THE EXERCISE> Can you transcribe every entry word for word, skipping the images?

START

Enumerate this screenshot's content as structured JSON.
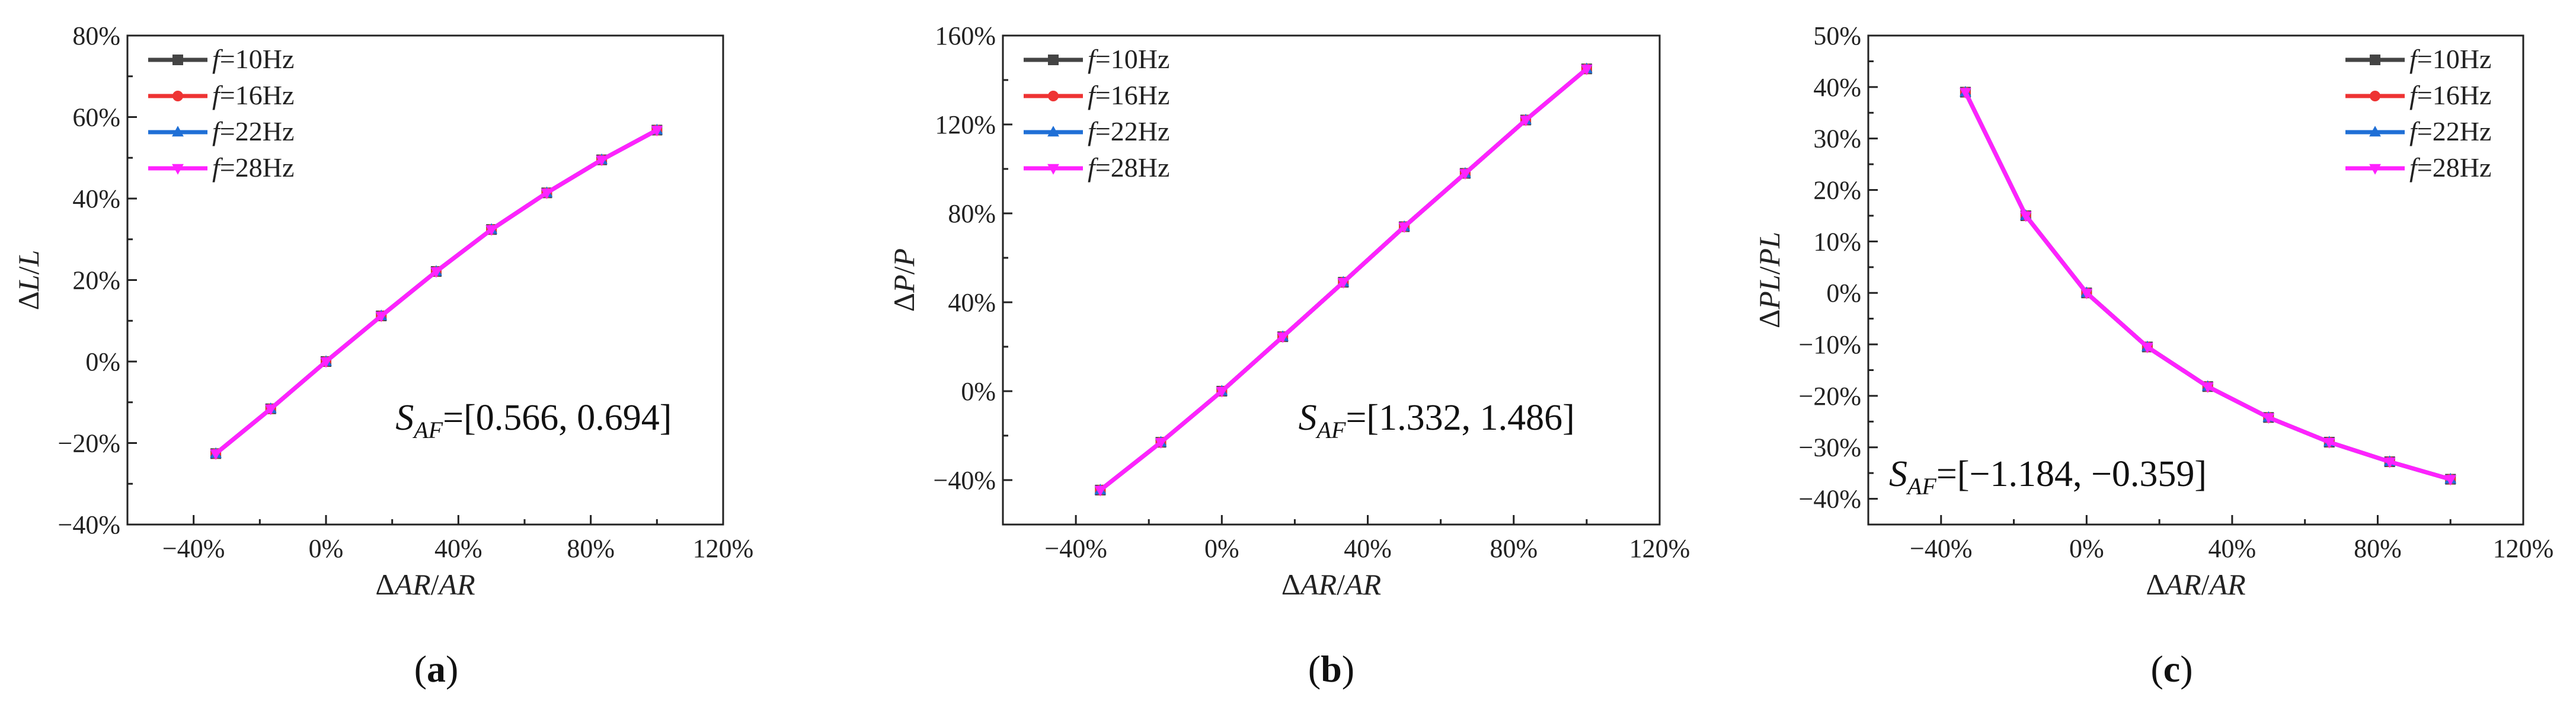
{
  "figure": {
    "panel_labels": [
      "(a)",
      "(b)",
      "(c)"
    ]
  },
  "chart_data": [
    {
      "type": "line",
      "panel": "(a)",
      "xlabel": "ΔAR/AR",
      "ylabel": "ΔL/L",
      "xlim": [
        -60,
        120
      ],
      "ylim": [
        -40,
        80
      ],
      "xticks": [
        -40,
        0,
        40,
        80,
        120
      ],
      "yticks": [
        -40,
        -20,
        0,
        20,
        40,
        60,
        80
      ],
      "x": [
        -33.3,
        -16.7,
        0,
        16.7,
        33.3,
        50,
        66.7,
        83.3,
        100
      ],
      "series": [
        {
          "name": "f=10Hz",
          "prefix": "f",
          "suffix": "=10Hz",
          "color": "#444444",
          "marker": "square",
          "values": [
            -22.6,
            -11.6,
            0,
            11.2,
            22.1,
            32.4,
            41.4,
            49.5,
            56.8
          ]
        },
        {
          "name": "f=16Hz",
          "prefix": "f",
          "suffix": "=16Hz",
          "color": "#ee3333",
          "marker": "circle",
          "values": [
            -22.6,
            -11.6,
            0,
            11.2,
            22.1,
            32.4,
            41.4,
            49.5,
            56.8
          ]
        },
        {
          "name": "f=22Hz",
          "prefix": "f",
          "suffix": "=22Hz",
          "color": "#1f6fd6",
          "marker": "triangle-up",
          "values": [
            -22.6,
            -11.6,
            0,
            11.2,
            22.1,
            32.4,
            41.4,
            49.5,
            56.8
          ]
        },
        {
          "name": "f=28Hz",
          "prefix": "f",
          "suffix": "=28Hz",
          "color": "#ff22ff",
          "marker": "triangle-down",
          "values": [
            -22.6,
            -11.6,
            0,
            11.2,
            22.1,
            32.4,
            41.4,
            49.5,
            56.8
          ]
        }
      ],
      "legend": "top-left",
      "annotation": {
        "symbol": "S",
        "subscript": "AF",
        "text": "=[0.566, 0.694]",
        "position": "bottom-right"
      }
    },
    {
      "type": "line",
      "panel": "(b)",
      "xlabel": "ΔAR/AR",
      "ylabel": "ΔP/P",
      "xlim": [
        -60,
        120
      ],
      "ylim": [
        -60,
        160
      ],
      "xticks": [
        -40,
        0,
        40,
        80,
        120
      ],
      "yticks": [
        -40,
        0,
        40,
        80,
        120,
        160
      ],
      "x": [
        -33.3,
        -16.7,
        0,
        16.7,
        33.3,
        50,
        66.7,
        83.3,
        100
      ],
      "series": [
        {
          "name": "f=10Hz",
          "prefix": "f",
          "suffix": "=10Hz",
          "color": "#444444",
          "marker": "square",
          "values": [
            -44.5,
            -23.0,
            0,
            24.5,
            49.0,
            74.0,
            98.0,
            122.0,
            145.0
          ]
        },
        {
          "name": "f=16Hz",
          "prefix": "f",
          "suffix": "=16Hz",
          "color": "#ee3333",
          "marker": "circle",
          "values": [
            -44.5,
            -23.0,
            0,
            24.5,
            49.0,
            74.0,
            98.0,
            122.0,
            145.0
          ]
        },
        {
          "name": "f=22Hz",
          "prefix": "f",
          "suffix": "=22Hz",
          "color": "#1f6fd6",
          "marker": "triangle-up",
          "values": [
            -44.5,
            -23.0,
            0,
            24.5,
            49.0,
            74.0,
            98.0,
            122.0,
            145.0
          ]
        },
        {
          "name": "f=28Hz",
          "prefix": "f",
          "suffix": "=28Hz",
          "color": "#ff22ff",
          "marker": "triangle-down",
          "values": [
            -44.5,
            -23.0,
            0,
            24.5,
            49.0,
            74.0,
            98.0,
            122.0,
            145.0
          ]
        }
      ],
      "legend": "top-left",
      "annotation": {
        "symbol": "S",
        "subscript": "AF",
        "text": "=[1.332, 1.486]",
        "position": "bottom-right"
      }
    },
    {
      "type": "line",
      "panel": "(c)",
      "xlabel": "ΔAR/AR",
      "ylabel": "ΔPL/PL",
      "xlim": [
        -60,
        120
      ],
      "ylim": [
        -45,
        50
      ],
      "xticks": [
        -40,
        0,
        40,
        80,
        120
      ],
      "yticks": [
        -40,
        -30,
        -20,
        -10,
        0,
        10,
        20,
        30,
        40,
        50
      ],
      "x": [
        -33.3,
        -16.7,
        0,
        16.7,
        33.3,
        50,
        66.7,
        83.3,
        100
      ],
      "series": [
        {
          "name": "f=10Hz",
          "prefix": "f",
          "suffix": "=10Hz",
          "color": "#444444",
          "marker": "square",
          "values": [
            39.0,
            15.0,
            0,
            -10.5,
            -18.2,
            -24.2,
            -29.0,
            -32.8,
            -36.2
          ]
        },
        {
          "name": "f=16Hz",
          "prefix": "f",
          "suffix": "=16Hz",
          "color": "#ee3333",
          "marker": "circle",
          "values": [
            39.0,
            15.0,
            0,
            -10.5,
            -18.2,
            -24.2,
            -29.0,
            -32.8,
            -36.2
          ]
        },
        {
          "name": "f=22Hz",
          "prefix": "f",
          "suffix": "=22Hz",
          "color": "#1f6fd6",
          "marker": "triangle-up",
          "values": [
            39.0,
            15.0,
            0,
            -10.5,
            -18.2,
            -24.2,
            -29.0,
            -32.8,
            -36.2
          ]
        },
        {
          "name": "f=28Hz",
          "prefix": "f",
          "suffix": "=28Hz",
          "color": "#ff22ff",
          "marker": "triangle-down",
          "values": [
            39.0,
            15.0,
            0,
            -10.5,
            -18.2,
            -24.2,
            -29.0,
            -32.8,
            -36.2
          ]
        }
      ],
      "legend": "top-right",
      "annotation": {
        "symbol": "S",
        "subscript": "AF",
        "text": "=[−1.184, −0.359]",
        "position": "bottom-left"
      }
    }
  ]
}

END

THE SOLUTION>
Enumerate this screenshot's content as structured JSON.
{
  "figure": {
    "panel_labels": [
      "(a)",
      "(b)",
      "(c)"
    ]
  },
  "chart_data": [
    {
      "type": "line",
      "panel": "(a)",
      "xlabel": "ΔAR/AR",
      "ylabel": "ΔL/L",
      "xlim": [
        -60,
        120
      ],
      "ylim": [
        -40,
        80
      ],
      "xticks": [
        -40,
        0,
        40,
        80,
        120
      ],
      "yticks": [
        -40,
        -20,
        0,
        20,
        40,
        60,
        80
      ],
      "x": [
        -33.3,
        -16.7,
        0,
        16.7,
        33.3,
        50,
        66.7,
        83.3,
        100
      ],
      "series": [
        {
          "name": "f=10Hz",
          "prefix": "f",
          "suffix": "=10Hz",
          "color": "#444444",
          "marker": "square",
          "values": [
            -22.6,
            -11.6,
            0,
            11.2,
            22.1,
            32.4,
            41.4,
            49.5,
            56.8
          ]
        },
        {
          "name": "f=16Hz",
          "prefix": "f",
          "suffix": "=16Hz",
          "color": "#ee3333",
          "marker": "circle",
          "values": [
            -22.6,
            -11.6,
            0,
            11.2,
            22.1,
            32.4,
            41.4,
            49.5,
            56.8
          ]
        },
        {
          "name": "f=22Hz",
          "prefix": "f",
          "suffix": "=22Hz",
          "color": "#1f6fd6",
          "marker": "triangle-up",
          "values": [
            -22.6,
            -11.6,
            0,
            11.2,
            22.1,
            32.4,
            41.4,
            49.5,
            56.8
          ]
        },
        {
          "name": "f=28Hz",
          "prefix": "f",
          "suffix": "=28Hz",
          "color": "#ff22ff",
          "marker": "triangle-down",
          "values": [
            -22.6,
            -11.6,
            0,
            11.2,
            22.1,
            32.4,
            41.4,
            49.5,
            56.8
          ]
        }
      ],
      "legend": "top-left",
      "annotation": {
        "symbol": "S",
        "subscript": "AF",
        "text": "=[0.566, 0.694]",
        "position": "bottom-right"
      }
    },
    {
      "type": "line",
      "panel": "(b)",
      "xlabel": "ΔAR/AR",
      "ylabel": "ΔP/P",
      "xlim": [
        -60,
        120
      ],
      "ylim": [
        -60,
        160
      ],
      "xticks": [
        -40,
        0,
        40,
        80,
        120
      ],
      "yticks": [
        -40,
        0,
        40,
        80,
        120,
        160
      ],
      "x": [
        -33.3,
        -16.7,
        0,
        16.7,
        33.3,
        50,
        66.7,
        83.3,
        100
      ],
      "series": [
        {
          "name": "f=10Hz",
          "prefix": "f",
          "suffix": "=10Hz",
          "color": "#444444",
          "marker": "square",
          "values": [
            -44.5,
            -23.0,
            0,
            24.5,
            49.0,
            74.0,
            98.0,
            122.0,
            145.0
          ]
        },
        {
          "name": "f=16Hz",
          "prefix": "f",
          "suffix": "=16Hz",
          "color": "#ee3333",
          "marker": "circle",
          "values": [
            -44.5,
            -23.0,
            0,
            24.5,
            49.0,
            74.0,
            98.0,
            122.0,
            145.0
          ]
        },
        {
          "name": "f=22Hz",
          "prefix": "f",
          "suffix": "=22Hz",
          "color": "#1f6fd6",
          "marker": "triangle-up",
          "values": [
            -44.5,
            -23.0,
            0,
            24.5,
            49.0,
            74.0,
            98.0,
            122.0,
            145.0
          ]
        },
        {
          "name": "f=28Hz",
          "prefix": "f",
          "suffix": "=28Hz",
          "color": "#ff22ff",
          "marker": "triangle-down",
          "values": [
            -44.5,
            -23.0,
            0,
            24.5,
            49.0,
            74.0,
            98.0,
            122.0,
            145.0
          ]
        }
      ],
      "legend": "top-left",
      "annotation": {
        "symbol": "S",
        "subscript": "AF",
        "text": "=[1.332, 1.486]",
        "position": "bottom-right"
      }
    },
    {
      "type": "line",
      "panel": "(c)",
      "xlabel": "ΔAR/AR",
      "ylabel": "ΔPL/PL",
      "xlim": [
        -60,
        120
      ],
      "ylim": [
        -45,
        50
      ],
      "xticks": [
        -40,
        0,
        40,
        80,
        120
      ],
      "yticks": [
        -40,
        -30,
        -20,
        -10,
        0,
        10,
        20,
        30,
        40,
        50
      ],
      "x": [
        -33.3,
        -16.7,
        0,
        16.7,
        33.3,
        50,
        66.7,
        83.3,
        100
      ],
      "series": [
        {
          "name": "f=10Hz",
          "prefix": "f",
          "suffix": "=10Hz",
          "color": "#444444",
          "marker": "square",
          "values": [
            39.0,
            15.0,
            0,
            -10.5,
            -18.2,
            -24.2,
            -29.0,
            -32.8,
            -36.2
          ]
        },
        {
          "name": "f=16Hz",
          "prefix": "f",
          "suffix": "=16Hz",
          "color": "#ee3333",
          "marker": "circle",
          "values": [
            39.0,
            15.0,
            0,
            -10.5,
            -18.2,
            -24.2,
            -29.0,
            -32.8,
            -36.2
          ]
        },
        {
          "name": "f=22Hz",
          "prefix": "f",
          "suffix": "=22Hz",
          "color": "#1f6fd6",
          "marker": "triangle-up",
          "values": [
            39.0,
            15.0,
            0,
            -10.5,
            -18.2,
            -24.2,
            -29.0,
            -32.8,
            -36.2
          ]
        },
        {
          "name": "f=28Hz",
          "prefix": "f",
          "suffix": "=28Hz",
          "color": "#ff22ff",
          "marker": "triangle-down",
          "values": [
            39.0,
            15.0,
            0,
            -10.5,
            -18.2,
            -24.2,
            -29.0,
            -32.8,
            -36.2
          ]
        }
      ],
      "legend": "top-right",
      "annotation": {
        "symbol": "S",
        "subscript": "AF",
        "text": "=[−1.184, −0.359]",
        "position": "bottom-left"
      }
    }
  ]
}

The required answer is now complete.